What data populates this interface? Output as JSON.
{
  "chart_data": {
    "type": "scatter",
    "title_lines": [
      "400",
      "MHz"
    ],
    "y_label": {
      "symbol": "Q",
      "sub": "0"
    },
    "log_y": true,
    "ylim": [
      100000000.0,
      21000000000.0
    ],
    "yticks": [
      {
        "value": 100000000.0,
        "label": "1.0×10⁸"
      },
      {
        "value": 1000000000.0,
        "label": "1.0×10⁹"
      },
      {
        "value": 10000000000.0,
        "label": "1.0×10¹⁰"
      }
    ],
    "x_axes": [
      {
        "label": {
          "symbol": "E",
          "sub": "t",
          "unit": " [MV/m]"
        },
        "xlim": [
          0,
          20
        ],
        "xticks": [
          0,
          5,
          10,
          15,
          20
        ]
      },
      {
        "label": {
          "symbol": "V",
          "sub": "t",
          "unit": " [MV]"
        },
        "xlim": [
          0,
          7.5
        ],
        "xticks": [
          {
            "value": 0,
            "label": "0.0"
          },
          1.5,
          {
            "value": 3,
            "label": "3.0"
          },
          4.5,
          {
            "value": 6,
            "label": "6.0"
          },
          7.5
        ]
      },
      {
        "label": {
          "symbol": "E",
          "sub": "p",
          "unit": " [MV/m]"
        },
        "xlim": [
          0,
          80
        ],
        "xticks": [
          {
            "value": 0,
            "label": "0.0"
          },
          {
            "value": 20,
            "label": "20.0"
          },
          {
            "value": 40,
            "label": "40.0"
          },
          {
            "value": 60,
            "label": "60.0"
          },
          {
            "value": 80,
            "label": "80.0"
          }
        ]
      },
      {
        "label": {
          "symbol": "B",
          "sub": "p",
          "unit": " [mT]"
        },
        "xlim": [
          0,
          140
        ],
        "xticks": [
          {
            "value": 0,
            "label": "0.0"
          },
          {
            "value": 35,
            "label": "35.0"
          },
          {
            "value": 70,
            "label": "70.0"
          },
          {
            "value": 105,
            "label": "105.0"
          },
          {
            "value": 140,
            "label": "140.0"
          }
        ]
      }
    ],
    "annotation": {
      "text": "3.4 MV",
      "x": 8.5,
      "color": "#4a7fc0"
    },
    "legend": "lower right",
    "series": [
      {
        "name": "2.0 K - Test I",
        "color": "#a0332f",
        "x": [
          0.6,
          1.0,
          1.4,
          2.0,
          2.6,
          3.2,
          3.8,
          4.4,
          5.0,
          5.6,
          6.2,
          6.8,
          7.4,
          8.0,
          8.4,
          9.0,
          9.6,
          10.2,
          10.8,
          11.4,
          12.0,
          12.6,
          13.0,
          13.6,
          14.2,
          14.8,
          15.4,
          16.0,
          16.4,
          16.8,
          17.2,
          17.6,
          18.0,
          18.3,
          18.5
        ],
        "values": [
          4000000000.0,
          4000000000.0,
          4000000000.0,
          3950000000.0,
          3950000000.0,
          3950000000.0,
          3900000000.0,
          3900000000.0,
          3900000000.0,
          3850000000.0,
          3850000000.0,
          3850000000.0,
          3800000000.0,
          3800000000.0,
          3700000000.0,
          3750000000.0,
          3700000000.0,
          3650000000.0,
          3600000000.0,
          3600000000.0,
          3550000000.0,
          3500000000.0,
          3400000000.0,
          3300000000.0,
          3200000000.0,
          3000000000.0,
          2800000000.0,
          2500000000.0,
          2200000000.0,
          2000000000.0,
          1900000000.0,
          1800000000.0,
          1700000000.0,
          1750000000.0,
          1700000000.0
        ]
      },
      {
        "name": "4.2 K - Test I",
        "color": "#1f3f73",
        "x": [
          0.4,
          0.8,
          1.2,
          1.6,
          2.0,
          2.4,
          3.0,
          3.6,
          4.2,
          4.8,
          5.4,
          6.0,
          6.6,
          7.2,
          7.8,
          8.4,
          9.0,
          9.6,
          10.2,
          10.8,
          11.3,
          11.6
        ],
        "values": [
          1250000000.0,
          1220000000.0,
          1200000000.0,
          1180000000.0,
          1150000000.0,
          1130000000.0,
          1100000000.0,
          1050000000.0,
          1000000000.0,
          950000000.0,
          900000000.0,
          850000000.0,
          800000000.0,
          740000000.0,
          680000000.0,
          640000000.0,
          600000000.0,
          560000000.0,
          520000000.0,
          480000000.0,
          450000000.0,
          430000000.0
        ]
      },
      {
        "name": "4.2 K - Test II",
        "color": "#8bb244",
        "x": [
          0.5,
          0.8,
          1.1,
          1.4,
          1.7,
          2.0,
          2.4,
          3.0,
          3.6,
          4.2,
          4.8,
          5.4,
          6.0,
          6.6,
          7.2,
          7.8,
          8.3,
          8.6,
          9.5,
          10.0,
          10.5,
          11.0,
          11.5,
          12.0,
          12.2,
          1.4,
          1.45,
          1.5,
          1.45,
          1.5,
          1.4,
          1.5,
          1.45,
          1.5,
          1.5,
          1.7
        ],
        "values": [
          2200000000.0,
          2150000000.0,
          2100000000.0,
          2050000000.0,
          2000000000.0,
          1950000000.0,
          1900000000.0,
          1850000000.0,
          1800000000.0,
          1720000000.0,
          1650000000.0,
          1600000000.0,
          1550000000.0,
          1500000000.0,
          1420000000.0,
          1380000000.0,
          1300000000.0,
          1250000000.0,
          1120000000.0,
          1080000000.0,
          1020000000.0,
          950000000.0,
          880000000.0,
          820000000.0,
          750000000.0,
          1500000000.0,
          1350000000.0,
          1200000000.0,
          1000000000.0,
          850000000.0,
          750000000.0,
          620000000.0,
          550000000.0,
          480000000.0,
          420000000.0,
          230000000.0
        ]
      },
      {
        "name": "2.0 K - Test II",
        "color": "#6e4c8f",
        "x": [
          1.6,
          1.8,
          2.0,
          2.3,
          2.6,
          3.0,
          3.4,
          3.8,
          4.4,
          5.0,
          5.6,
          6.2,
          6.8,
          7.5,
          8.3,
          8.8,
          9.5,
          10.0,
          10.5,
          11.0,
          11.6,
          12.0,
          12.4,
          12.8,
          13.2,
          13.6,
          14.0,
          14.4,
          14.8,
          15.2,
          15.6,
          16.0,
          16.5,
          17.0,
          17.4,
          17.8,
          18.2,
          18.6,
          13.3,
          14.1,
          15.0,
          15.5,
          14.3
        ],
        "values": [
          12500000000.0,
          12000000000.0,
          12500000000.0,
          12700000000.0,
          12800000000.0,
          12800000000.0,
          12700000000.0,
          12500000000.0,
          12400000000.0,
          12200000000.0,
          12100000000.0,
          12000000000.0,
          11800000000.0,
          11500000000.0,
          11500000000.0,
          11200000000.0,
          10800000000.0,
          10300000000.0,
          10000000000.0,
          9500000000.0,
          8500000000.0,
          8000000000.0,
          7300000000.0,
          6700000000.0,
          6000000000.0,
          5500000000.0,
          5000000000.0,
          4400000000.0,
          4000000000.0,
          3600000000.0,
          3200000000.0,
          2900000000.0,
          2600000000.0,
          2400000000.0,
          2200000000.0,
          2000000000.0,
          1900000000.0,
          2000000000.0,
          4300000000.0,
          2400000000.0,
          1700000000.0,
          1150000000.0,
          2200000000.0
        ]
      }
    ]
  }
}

◆ **Goal**
Write down every line of the data above that includes the string "name".

◆ **Reply to the task**
        "name": "2.0 K - Test I",
        "name": "4.2 K - Test I",
        "name": "4.2 K - Test II",
        "name": "2.0 K - Test II",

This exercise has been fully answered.